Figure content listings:

▼▼▼

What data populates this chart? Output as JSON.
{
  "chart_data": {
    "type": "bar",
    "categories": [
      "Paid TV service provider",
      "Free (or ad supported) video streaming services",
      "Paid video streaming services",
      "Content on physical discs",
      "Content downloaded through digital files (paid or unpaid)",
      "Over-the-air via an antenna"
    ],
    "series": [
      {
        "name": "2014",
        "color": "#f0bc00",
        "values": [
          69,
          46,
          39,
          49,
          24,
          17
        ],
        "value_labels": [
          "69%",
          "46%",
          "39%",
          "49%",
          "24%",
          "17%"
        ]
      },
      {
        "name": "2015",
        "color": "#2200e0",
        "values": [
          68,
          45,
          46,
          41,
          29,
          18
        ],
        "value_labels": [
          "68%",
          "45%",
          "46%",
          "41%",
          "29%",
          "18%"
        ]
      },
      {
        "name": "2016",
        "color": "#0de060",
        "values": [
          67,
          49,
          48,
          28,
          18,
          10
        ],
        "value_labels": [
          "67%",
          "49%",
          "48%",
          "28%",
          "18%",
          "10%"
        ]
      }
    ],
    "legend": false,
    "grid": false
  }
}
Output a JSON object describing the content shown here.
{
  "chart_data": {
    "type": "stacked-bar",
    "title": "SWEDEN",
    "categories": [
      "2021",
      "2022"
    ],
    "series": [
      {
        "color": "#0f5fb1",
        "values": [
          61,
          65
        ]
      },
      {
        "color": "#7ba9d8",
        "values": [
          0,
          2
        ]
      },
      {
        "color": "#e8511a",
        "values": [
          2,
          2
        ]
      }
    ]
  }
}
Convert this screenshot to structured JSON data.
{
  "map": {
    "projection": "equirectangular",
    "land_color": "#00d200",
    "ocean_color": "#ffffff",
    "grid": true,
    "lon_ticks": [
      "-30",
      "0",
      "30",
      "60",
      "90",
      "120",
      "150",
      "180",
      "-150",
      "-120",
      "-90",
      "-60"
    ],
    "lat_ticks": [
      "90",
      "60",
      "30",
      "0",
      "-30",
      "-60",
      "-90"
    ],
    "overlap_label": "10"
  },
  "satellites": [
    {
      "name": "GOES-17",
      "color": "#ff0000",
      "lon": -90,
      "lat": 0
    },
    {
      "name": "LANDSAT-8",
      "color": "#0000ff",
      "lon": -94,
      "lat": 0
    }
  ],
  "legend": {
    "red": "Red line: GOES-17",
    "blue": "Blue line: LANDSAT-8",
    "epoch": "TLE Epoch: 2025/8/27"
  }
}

▲▲▲

Written exercise:
Reproduce the complete data exactly as presented above.

Expected answer:
What data populates this chart? Output as JSON.
{
  "chart_data": {
    "type": "bar",
    "categories": [
      "Paid TV service provider",
      "Free (or ad supported) video streaming services",
      "Paid video streaming services",
      "Content on physical discs",
      "Content downloaded through digital files (paid or unpaid)",
      "Over-the-air via an antenna"
    ],
    "series": [
      {
        "name": "2014",
        "color": "#f0bc00",
        "values": [
          69,
          46,
          39,
          49,
          24,
          17
        ],
        "value_labels": [
          "69%",
          "46%",
          "39%",
          "49%",
          "24%",
          "17%"
        ]
      },
      {
        "name": "2015",
        "color": "#2200e0",
        "values": [
          68,
          45,
          46,
          41,
          29,
          18
        ],
        "value_labels": [
          "68%",
          "45%",
          "46%",
          "41%",
          "29%",
          "18%"
        ]
      },
      {
        "name": "2016",
        "color": "#0de060",
        "values": [
          67,
          49,
          48,
          28,
          18,
          10
        ],
        "value_labels": [
          "67%",
          "49%",
          "48%",
          "28%",
          "18%",
          "10%"
        ]
      }
    ],
    "legend": false,
    "grid": false
  }
}
Output a JSON object describing the content shown here.
{
  "chart_data": {
    "type": "stacked-bar",
    "title": "SWEDEN",
    "categories": [
      "2021",
      "2022"
    ],
    "series": [
      {
        "color": "#0f5fb1",
        "values": [
          61,
          65
        ]
      },
      {
        "color": "#7ba9d8",
        "values": [
          0,
          2
        ]
      },
      {
        "color": "#e8511a",
        "values": [
          2,
          2
        ]
      }
    ]
  }
}
Convert this screenshot to structured JSON data.
{
  "map": {
    "projection": "equirectangular",
    "land_color": "#00d200",
    "ocean_color": "#ffffff",
    "grid": true,
    "lon_ticks": [
      "-30",
      "0",
      "30",
      "60",
      "90",
      "120",
      "150",
      "180",
      "-150",
      "-120",
      "-90",
      "-60"
    ],
    "lat_ticks": [
      "90",
      "60",
      "30",
      "0",
      "-30",
      "-60",
      "-90"
    ],
    "overlap_label": "10"
  },
  "satellites": [
    {
      "name": "GOES-17",
      "color": "#ff0000",
      "lon": -90,
      "lat": 0
    },
    {
      "name": "LANDSAT-8",
      "color": "#0000ff",
      "lon": -94,
      "lat": 0
    }
  ],
  "legend": {
    "red": "Red line: GOES-17",
    "blue": "Blue line: LANDSAT-8",
    "epoch": "TLE Epoch: 2025/8/27"
  }
}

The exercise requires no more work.